Exercise task: Reproduce the listing word for word. Skip any image.

Material supplied:
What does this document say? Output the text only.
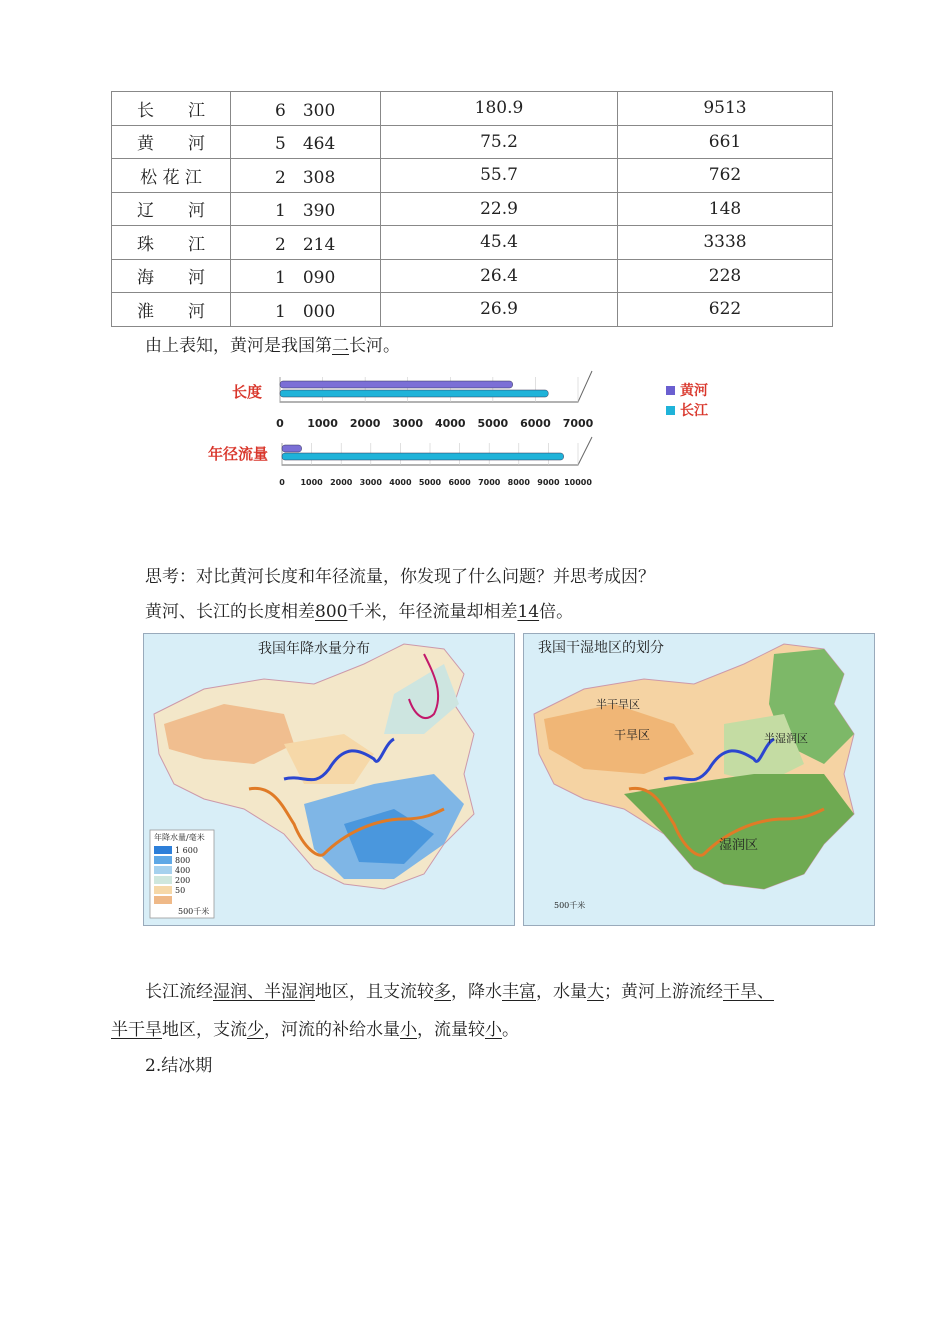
长　　江	6　300	180.9	9513
黄　　河	5　464	75.2	661
松 花 江	2　308	55.7	762
辽　　河	1　390	22.9	148
珠　　江	2　214	45.4	3338
海　　河	1　090	26.4	228
淮　　河	1　000	26.9	622
由上表知，黄河是我国第二长河。
长度
0 1000 2000 3000 4000 5000 6000 7000
年径流量
0 1000 2000 3000 4000 5000 6000 7000 8000 9000 10000
黄河
长江
思考：对比黄河长度和年径流量，你发现了什么问题？并思考成因？
黄河、长江的长度相差800千米，年径流量却相差14倍。
我国年降水量分布
年降水量/毫米
1 600
800
400
200
50
500千米
我国干湿地区的划分
干旱区
半干旱区
半湿润区
湿润区
500千米
长江流经湿润、半湿润地区，且支流较多，降水丰富，水量大；黄河上游流经干旱、
半干旱地区，支流少，河流的补给水量小，流量较小。
2.结冰期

Expected answer:
What does this document say? Output the text only.
长　　江	6　300	180.9	9513
黄　　河	5　464	75.2	661
松 花 江	2　308	55.7	762
辽　　河	1　390	22.9	148
珠　　江	2　214	45.4	3338
海　　河	1　090	26.4	228
淮　　河	1　000	26.9	622
由上表知，黄河是我国第二长河。
长度
0 1000 2000 3000 4000 5000 6000 7000
年径流量
0 1000 2000 3000 4000 5000 6000 7000 8000 9000 10000
黄河
长江
思考：对比黄河长度和年径流量，你发现了什么问题？并思考成因？
黄河、长江的长度相差800千米，年径流量却相差14倍。
我国年降水量分布
年降水量/毫米
1 600
800
400
200
50
500千米
我国干湿地区的划分
干旱区
半干旱区
半湿润区
湿润区
500千米
长江流经湿润、半湿润地区，且支流较多，降水丰富，水量大；黄河上游流经干旱、
半干旱地区，支流少，河流的补给水量小，流量较小。
2.结冰期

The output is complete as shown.